Omit the images, then output each of the records below exactly.

Extracted records:
* * * * *
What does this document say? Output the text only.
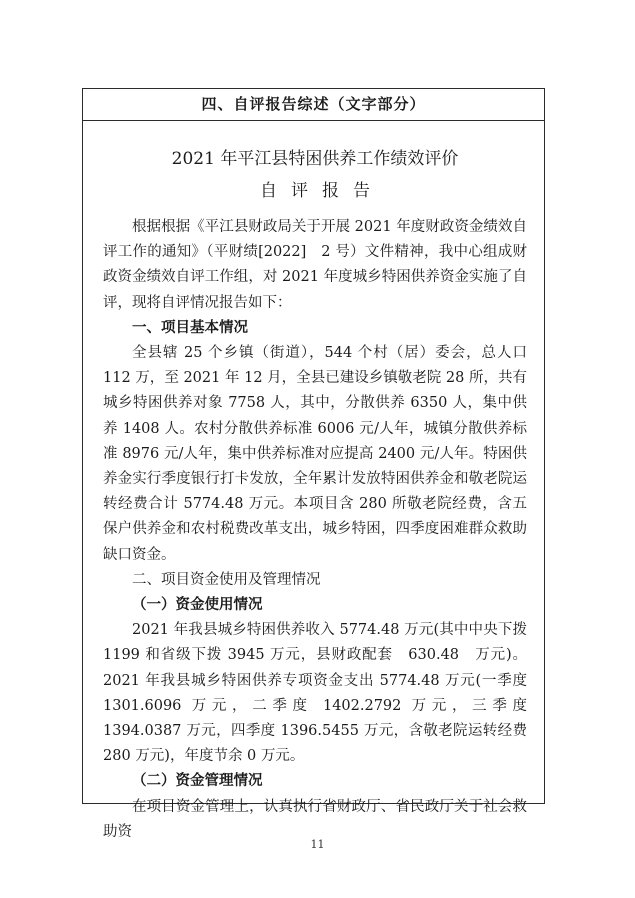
四、自评报告综述（文字部分）
2021 年平江县特困供养工作绩效评价
自评报告

根据根据《平江县财政局关于开展 2021 年度财政资金绩效自评工作的通知》（平财绩[2022]　2 号）文件精神，我中心组成财政资金绩效自评工作组，对 2021 年度城乡特困供养资金实施了自评，现将自评情况报告如下：

一、项目基本情况

全县辖 25 个乡镇（街道），544 个村（居）委会，总人口 112 万，至 2021 年 12 月，全县已建设乡镇敬老院 28 所，共有城乡特困供养对象 7758 人，其中，分散供养 6350 人，集中供养 1408 人。农村分散供养标准 6006 元/人年，城镇分散供养标准 8976 元/人年，集中供养标准对应提高 2400 元/人年。特困供养金实行季度银行打卡发放，全年累计发放特困供养金和敬老院运转经费合计 5774.48 万元。本项目含 280 所敬老院经费，含五保户供养金和农村税费改革支出，城乡特困，四季度困难群众救助缺口资金。

二、项目资金使用及管理情况

（一）资金使用情况

2021 年我县城乡特困供养收入 5774.48 万元(其中中央下拨 1199 和省级下拨 3945 万元，县财政配套　630.48　万元)。2021 年我县城乡特困供养专项资金支出 5774.48 万元(一季度 1301.6096 万元，二季度 1402.2792 万元，三季度 1394.0387 万元，四季度 1396.5455 万元，含敬老院运转经费 280 万元)，年度节余 0 万元。

（二）资金管理情况

在项目资金管理上，认真执行省财政厅、省民政厅关于社会救助资

11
* * * * *
▸ Response to the exercise:
What does this document say? Output the text only.
四、自评报告综述（文字部分）
2021 年平江县特困供养工作绩效评价
自评报告

根据根据《平江县财政局关于开展 2021 年度财政资金绩效自评工作的通知》（平财绩[2022]　2 号）文件精神，我中心组成财政资金绩效自评工作组，对 2021 年度城乡特困供养资金实施了自评，现将自评情况报告如下：

一、项目基本情况

全县辖 25 个乡镇（街道），544 个村（居）委会，总人口 112 万，至 2021 年 12 月，全县已建设乡镇敬老院 28 所，共有城乡特困供养对象 7758 人，其中，分散供养 6350 人，集中供养 1408 人。农村分散供养标准 6006 元/人年，城镇分散供养标准 8976 元/人年，集中供养标准对应提高 2400 元/人年。特困供养金实行季度银行打卡发放，全年累计发放特困供养金和敬老院运转经费合计 5774.48 万元。本项目含 280 所敬老院经费，含五保户供养金和农村税费改革支出，城乡特困，四季度困难群众救助缺口资金。

二、项目资金使用及管理情况

（一）资金使用情况

2021 年我县城乡特困供养收入 5774.48 万元(其中中央下拨 1199 和省级下拨 3945 万元，县财政配套　630.48　万元)。2021 年我县城乡特困供养专项资金支出 5774.48 万元(一季度 1301.6096 万元，二季度 1402.2792 万元，三季度 1394.0387 万元，四季度 1396.5455 万元，含敬老院运转经费 280 万元)，年度节余 0 万元。

（二）资金管理情况

在项目资金管理上，认真执行省财政厅、省民政厅关于社会救助资

11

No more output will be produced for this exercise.